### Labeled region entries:
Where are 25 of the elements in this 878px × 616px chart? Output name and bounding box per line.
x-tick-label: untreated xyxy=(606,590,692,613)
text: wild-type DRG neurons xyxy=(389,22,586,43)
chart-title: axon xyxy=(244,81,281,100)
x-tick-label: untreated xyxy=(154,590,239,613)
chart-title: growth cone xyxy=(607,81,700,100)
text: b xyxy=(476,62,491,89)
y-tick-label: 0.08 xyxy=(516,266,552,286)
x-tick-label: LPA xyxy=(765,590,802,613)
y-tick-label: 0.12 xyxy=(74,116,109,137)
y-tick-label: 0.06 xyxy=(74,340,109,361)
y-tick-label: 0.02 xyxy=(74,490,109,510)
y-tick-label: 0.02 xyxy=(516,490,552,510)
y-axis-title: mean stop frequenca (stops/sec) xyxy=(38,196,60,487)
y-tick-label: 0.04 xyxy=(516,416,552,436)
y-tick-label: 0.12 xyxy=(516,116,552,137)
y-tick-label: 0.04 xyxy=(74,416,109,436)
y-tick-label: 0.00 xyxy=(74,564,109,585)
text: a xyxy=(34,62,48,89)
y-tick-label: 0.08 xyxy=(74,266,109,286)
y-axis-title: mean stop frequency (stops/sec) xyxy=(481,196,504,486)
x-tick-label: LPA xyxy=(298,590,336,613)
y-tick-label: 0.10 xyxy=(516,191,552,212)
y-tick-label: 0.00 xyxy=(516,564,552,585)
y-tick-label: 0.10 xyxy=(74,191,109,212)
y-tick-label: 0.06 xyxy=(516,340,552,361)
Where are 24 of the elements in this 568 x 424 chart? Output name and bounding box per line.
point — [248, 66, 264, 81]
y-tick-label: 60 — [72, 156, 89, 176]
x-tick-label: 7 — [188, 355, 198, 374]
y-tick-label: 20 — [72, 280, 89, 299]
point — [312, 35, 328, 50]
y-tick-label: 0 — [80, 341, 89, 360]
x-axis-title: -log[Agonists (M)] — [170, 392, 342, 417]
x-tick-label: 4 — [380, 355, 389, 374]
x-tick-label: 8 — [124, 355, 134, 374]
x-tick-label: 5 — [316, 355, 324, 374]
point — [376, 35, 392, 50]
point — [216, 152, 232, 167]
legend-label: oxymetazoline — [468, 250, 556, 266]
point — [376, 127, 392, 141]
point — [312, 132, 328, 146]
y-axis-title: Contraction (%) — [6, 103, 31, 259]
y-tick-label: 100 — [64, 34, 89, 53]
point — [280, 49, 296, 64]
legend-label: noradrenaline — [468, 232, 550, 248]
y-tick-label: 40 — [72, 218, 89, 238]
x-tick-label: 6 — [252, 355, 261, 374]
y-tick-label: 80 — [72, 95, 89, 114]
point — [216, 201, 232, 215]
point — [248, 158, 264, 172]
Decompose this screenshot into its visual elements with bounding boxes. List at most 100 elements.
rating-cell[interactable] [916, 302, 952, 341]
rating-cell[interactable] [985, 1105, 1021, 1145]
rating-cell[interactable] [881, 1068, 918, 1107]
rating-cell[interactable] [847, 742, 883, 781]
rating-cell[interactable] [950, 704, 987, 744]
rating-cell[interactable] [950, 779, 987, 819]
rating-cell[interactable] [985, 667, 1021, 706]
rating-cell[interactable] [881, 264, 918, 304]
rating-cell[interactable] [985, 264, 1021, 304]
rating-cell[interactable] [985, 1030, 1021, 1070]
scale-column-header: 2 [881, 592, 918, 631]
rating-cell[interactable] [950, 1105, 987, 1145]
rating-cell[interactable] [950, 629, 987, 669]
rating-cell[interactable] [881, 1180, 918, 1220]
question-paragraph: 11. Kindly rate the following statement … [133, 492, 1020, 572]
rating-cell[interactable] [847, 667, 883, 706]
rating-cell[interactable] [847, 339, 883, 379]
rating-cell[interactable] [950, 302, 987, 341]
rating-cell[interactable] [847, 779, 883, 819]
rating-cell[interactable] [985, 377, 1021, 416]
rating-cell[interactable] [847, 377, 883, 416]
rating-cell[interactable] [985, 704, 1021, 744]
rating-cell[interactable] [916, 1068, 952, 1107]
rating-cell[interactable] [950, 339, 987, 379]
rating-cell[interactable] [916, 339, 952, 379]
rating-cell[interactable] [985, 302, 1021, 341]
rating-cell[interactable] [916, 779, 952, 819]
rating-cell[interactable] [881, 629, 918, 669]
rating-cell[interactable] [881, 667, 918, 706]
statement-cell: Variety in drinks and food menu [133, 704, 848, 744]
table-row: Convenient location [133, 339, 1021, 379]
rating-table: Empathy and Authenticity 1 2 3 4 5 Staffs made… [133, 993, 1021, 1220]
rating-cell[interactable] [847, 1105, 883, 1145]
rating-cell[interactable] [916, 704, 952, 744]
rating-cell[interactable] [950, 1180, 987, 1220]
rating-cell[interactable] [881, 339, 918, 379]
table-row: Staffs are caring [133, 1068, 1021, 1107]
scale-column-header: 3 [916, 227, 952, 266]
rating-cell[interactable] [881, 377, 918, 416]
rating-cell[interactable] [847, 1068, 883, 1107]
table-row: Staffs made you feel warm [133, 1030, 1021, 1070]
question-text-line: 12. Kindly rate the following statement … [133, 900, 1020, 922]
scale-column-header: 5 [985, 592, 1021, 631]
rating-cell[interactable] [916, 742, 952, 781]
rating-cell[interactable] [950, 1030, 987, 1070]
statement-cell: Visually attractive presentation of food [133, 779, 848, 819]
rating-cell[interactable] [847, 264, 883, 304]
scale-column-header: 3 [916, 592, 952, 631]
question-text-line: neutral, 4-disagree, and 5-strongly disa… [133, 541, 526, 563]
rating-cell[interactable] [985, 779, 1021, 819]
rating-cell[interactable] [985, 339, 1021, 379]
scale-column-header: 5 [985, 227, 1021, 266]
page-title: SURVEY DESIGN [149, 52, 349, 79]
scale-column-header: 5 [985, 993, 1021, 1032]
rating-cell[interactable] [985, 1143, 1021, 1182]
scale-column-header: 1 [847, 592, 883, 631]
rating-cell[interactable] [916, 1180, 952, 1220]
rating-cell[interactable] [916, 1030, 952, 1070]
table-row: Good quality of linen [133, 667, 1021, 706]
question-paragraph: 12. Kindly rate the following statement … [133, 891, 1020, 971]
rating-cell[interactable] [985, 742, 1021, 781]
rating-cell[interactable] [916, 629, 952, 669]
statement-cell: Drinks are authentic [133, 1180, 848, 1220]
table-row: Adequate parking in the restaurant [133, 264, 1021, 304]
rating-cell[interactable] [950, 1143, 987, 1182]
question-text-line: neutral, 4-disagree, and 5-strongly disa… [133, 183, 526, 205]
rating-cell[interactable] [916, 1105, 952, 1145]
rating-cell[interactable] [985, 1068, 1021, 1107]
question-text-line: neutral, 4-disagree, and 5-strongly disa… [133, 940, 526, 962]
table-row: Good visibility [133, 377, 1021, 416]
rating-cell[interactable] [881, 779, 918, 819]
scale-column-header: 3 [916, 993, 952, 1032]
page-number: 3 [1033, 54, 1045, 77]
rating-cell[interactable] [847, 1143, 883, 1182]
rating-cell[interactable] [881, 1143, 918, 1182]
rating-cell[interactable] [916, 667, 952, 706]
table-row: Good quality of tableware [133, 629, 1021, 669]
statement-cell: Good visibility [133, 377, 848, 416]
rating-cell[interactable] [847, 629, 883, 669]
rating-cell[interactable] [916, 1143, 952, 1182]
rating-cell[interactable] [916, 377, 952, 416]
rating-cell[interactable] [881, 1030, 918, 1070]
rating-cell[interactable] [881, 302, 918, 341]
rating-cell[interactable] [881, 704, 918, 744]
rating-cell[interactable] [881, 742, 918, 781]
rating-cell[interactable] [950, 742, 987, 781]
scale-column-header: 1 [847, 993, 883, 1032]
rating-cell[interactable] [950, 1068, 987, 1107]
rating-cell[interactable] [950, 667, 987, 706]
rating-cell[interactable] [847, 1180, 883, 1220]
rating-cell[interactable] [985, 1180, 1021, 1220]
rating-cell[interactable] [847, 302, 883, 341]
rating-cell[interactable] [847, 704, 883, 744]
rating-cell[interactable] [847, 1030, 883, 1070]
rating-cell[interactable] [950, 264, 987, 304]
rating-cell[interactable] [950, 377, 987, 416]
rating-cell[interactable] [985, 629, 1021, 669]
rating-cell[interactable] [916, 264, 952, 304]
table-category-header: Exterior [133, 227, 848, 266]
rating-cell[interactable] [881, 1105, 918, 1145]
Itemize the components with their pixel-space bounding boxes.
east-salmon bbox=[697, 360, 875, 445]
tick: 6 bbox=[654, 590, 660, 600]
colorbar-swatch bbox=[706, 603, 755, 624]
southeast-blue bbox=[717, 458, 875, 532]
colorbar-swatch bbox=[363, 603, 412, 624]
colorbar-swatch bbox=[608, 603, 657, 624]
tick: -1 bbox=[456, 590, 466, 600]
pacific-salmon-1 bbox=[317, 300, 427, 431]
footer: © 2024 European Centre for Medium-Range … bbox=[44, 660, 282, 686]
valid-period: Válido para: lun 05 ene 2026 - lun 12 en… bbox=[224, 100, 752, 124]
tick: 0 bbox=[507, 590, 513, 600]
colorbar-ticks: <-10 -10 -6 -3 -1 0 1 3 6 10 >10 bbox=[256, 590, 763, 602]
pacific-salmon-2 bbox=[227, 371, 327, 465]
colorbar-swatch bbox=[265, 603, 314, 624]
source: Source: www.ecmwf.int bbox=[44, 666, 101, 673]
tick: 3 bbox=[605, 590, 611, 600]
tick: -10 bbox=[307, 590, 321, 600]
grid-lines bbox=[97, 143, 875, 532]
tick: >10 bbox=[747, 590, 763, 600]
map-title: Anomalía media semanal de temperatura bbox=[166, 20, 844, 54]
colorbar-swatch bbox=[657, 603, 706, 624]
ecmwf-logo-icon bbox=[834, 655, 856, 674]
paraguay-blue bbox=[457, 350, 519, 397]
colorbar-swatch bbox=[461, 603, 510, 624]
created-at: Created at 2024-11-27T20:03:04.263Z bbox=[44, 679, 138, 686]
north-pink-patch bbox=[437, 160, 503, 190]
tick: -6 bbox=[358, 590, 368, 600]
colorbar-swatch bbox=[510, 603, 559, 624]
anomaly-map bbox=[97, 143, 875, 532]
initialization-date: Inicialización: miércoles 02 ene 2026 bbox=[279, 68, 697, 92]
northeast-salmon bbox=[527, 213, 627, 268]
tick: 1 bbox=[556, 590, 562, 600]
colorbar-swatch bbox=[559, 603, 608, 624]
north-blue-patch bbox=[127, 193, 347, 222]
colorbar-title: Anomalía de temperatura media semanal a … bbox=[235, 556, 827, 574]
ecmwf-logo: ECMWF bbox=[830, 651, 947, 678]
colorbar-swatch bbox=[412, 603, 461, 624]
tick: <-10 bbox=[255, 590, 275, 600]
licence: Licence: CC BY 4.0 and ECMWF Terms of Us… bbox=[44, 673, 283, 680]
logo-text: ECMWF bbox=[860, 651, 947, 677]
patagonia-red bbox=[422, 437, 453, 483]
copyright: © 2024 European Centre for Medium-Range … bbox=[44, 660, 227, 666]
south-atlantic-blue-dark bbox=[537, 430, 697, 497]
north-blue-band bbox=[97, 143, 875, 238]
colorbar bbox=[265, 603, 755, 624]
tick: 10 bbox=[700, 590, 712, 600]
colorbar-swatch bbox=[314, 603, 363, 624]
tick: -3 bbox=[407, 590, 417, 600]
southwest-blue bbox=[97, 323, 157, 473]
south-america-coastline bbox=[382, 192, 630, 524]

### Written task:
Could you repeat the material word for word, starting at its first line and ending at the line that contains "text: b xyxy=(476,62,491,89)"?

### Result for this task:
Where are 25 of the elements in this 878px × 616px chart? Output name and bounding box per line.
x-tick-label: untreated xyxy=(606,590,692,613)
text: wild-type DRG neurons xyxy=(389,22,586,43)
chart-title: axon xyxy=(244,81,281,100)
x-tick-label: untreated xyxy=(154,590,239,613)
chart-title: growth cone xyxy=(607,81,700,100)
text: b xyxy=(476,62,491,89)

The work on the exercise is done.